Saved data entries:
···

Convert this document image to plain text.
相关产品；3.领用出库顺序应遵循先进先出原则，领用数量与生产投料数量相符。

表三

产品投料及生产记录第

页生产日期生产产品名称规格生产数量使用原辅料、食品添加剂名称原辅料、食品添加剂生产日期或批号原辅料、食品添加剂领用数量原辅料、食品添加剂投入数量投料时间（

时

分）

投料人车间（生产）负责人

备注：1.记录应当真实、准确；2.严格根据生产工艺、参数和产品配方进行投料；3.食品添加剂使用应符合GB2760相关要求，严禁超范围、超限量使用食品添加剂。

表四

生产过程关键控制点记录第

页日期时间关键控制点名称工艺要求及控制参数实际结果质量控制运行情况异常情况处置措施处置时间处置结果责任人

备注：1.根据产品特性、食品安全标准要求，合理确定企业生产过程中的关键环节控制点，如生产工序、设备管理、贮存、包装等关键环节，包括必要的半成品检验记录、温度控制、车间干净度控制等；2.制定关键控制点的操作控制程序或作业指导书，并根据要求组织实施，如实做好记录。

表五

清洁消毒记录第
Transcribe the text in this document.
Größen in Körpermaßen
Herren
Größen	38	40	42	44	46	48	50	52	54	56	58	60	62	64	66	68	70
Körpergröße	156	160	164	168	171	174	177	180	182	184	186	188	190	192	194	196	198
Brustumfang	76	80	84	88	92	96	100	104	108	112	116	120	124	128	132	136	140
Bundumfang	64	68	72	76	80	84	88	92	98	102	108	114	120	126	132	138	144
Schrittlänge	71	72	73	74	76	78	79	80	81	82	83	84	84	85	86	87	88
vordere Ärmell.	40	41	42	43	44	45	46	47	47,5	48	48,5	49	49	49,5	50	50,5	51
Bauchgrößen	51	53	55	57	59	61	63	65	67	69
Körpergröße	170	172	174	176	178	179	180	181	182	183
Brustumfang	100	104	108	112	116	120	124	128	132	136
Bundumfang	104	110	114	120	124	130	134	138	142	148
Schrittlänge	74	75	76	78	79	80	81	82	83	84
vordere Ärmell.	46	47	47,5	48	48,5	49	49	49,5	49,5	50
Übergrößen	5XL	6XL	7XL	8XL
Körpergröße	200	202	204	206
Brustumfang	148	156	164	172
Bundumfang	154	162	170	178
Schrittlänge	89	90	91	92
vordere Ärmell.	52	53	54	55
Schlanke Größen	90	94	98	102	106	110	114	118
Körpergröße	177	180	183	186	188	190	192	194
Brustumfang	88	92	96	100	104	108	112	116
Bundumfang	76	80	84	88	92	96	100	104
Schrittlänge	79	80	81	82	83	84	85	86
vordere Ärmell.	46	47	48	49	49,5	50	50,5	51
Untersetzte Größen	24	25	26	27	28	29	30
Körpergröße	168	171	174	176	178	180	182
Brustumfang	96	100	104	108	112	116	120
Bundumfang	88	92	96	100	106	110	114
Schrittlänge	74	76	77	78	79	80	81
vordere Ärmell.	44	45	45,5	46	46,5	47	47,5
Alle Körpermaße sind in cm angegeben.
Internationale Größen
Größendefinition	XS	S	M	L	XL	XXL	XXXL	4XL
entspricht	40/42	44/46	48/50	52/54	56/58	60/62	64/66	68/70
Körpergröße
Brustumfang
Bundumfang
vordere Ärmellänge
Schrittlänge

···

§ **WHAT TO DO**:
Across the records, how many lines contain "Körpergröße"? Only the number should be given.

§ **CORRECT ANSWER**:
6